Neues Buch zur großen Koalition:Wenn Politiker die Seele baumeln lassen

Buchvorstellung Hugo Müller-Vogg

Wer schafft hier ein Forum für wen? Christian Lindner, Hugo Müller-Vogg und Anton Hofreiter sprechen über die große Koalition.

(Foto: dpa)

Der Grüne Hofreiter und FDP-Chef Lindner an einem Tisch. Das geht nur, wenn der Publizist Hugo Müller-Vogg einlädt. Die drei sind sich in einem einig: Ihrer Kritik an der großen Koalition. Aber haben sie auch eine Idee, wie sie Merkel packen können?

Von Thorsten Denkler, Berlin

Buchvorstellungen im politischen Raum gehen so: Ein mehr oder minder bekannter Autor fragt einen bekannten Politiker, der das Werk vor Publikum rezensiert. Oder er lässt - wie jetzt im Fall des neuen Buches von Hugo Müller-Vogg - gleich zwei bekannte Politiker miteinander das Buch besprechen. In jedem Fall aber versucht der Autor, über den Laudator Aufmerksamkeit auf sich und das Buch zu ziehen.

An diesem Mittwochmorgen im Haus der Bundespressekonferenz aber stellt sich die Frage, ob es nicht eher die beiden Diskutanten sind, die dringend Aufmerksamkeit brauchen. Neben dem Grünen-Fraktionschef im Bundestag, Anton Hofreiter, hat Müller-Vogg den Vorsitzenden der FDP, Christian Lindner, eingeladen.

Hofreiter hat gerade eine Reihe von Problemen. Die Asyldebatte hat einen neuen Machtkampf ausbrechen lassen. Realos gegen Fundis, Bundespartei gegen Regierungsgrüne in den Ländern. Winfried Kretschmann gegen alle. Also im Grunde jeder gegen jeden. Alles nicht schön.

Probleme, die Lindner gerne hätte. Zur Erinnerung, die FDP ist jene Partei, die seit einigen Jahren nahezu jede Gelegenheit nutzt, eine Wahl damit zu beenden, hinterher nicht mehr im Parlament zu sitzen. Und nicht einmal das stößt noch auf gesteigertes Interesse.

Wellness-Oase für Politiker

Müller-Vogg bietet beiden jetzt die Bühne, mal ordentlich über die große Koalition herziehen zu können und die eigenen Sorgen für einen Moment zu vergessen. Das ist so etwas wie Seele baumeln lassen für Politiker. Eine Wellness-Oase für eine Stunde. Sich einfach mal mit den vermeintlichen Problemen anderer beschäftigen. Und dann durchs Becken ausatmen. So schön.

----------------------------------------

**Ziel der Übung:** Führen Sie den Bericht über die Buchvorstellung mit Hofreiter und Lindner im Anschluss an seinen letzten Satz fort. Die Daten stammen aus einer anderen Quelle als der Auszug.

**Einträge aus einer Sammlung:**

----------------------------------------

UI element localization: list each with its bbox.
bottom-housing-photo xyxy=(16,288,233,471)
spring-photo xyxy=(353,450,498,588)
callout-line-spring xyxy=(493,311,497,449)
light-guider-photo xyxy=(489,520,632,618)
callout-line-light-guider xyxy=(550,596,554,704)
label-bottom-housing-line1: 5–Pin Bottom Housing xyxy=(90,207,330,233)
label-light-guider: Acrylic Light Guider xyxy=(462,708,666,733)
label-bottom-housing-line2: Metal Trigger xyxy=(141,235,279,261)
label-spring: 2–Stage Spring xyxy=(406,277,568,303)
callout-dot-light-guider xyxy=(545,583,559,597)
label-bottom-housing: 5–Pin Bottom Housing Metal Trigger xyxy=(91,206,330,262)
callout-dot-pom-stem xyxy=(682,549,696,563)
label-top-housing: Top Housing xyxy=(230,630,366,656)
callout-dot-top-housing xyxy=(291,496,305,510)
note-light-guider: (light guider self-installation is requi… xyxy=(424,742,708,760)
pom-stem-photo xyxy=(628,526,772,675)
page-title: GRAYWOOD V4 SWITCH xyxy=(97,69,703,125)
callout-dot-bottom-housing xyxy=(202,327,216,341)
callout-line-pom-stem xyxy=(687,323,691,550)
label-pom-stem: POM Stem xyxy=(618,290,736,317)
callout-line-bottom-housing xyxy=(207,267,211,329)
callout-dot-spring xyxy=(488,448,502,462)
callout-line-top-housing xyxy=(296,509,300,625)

----------------------------------------

**Ergebnis der Übung:**
Und er, der konservative Publizist, Ex-Herausgeber der Frankfurter Allgemeinen Zeitung und Bild-Kolumnist Müller-Vogg gibt dafür mit seinem neuen Buch die Steilvorlage. "Jedes Volk hat die Regierung, die es verdient! - Warum die Große Koalition keine großen Ziele verfolgt", lautet der etwas sperrige Titel. Die Geschichte ist schnell erzählt. Union und SPD wollen mit der großen Koalition nur sich selbst und ihre jeweilige Kernklientel befriedigen.

Die CDU bekommt die Mütterrente, die SPD Rente ab 63 und Mindestlohn. Die CSU irgendwie auch wohl noch ihre vermaledeite Maut. Das war es. Das ist die große Koalition.

Weder Lindner noch Hofreiter haben Anlass, dem zu widersprechen. Lindner hat sich gar ausgemalt, wie Müller-Vogg im Schreibprozess "die Empörung über die Politik der großen Koalition ins Gesicht geschrieben" stand.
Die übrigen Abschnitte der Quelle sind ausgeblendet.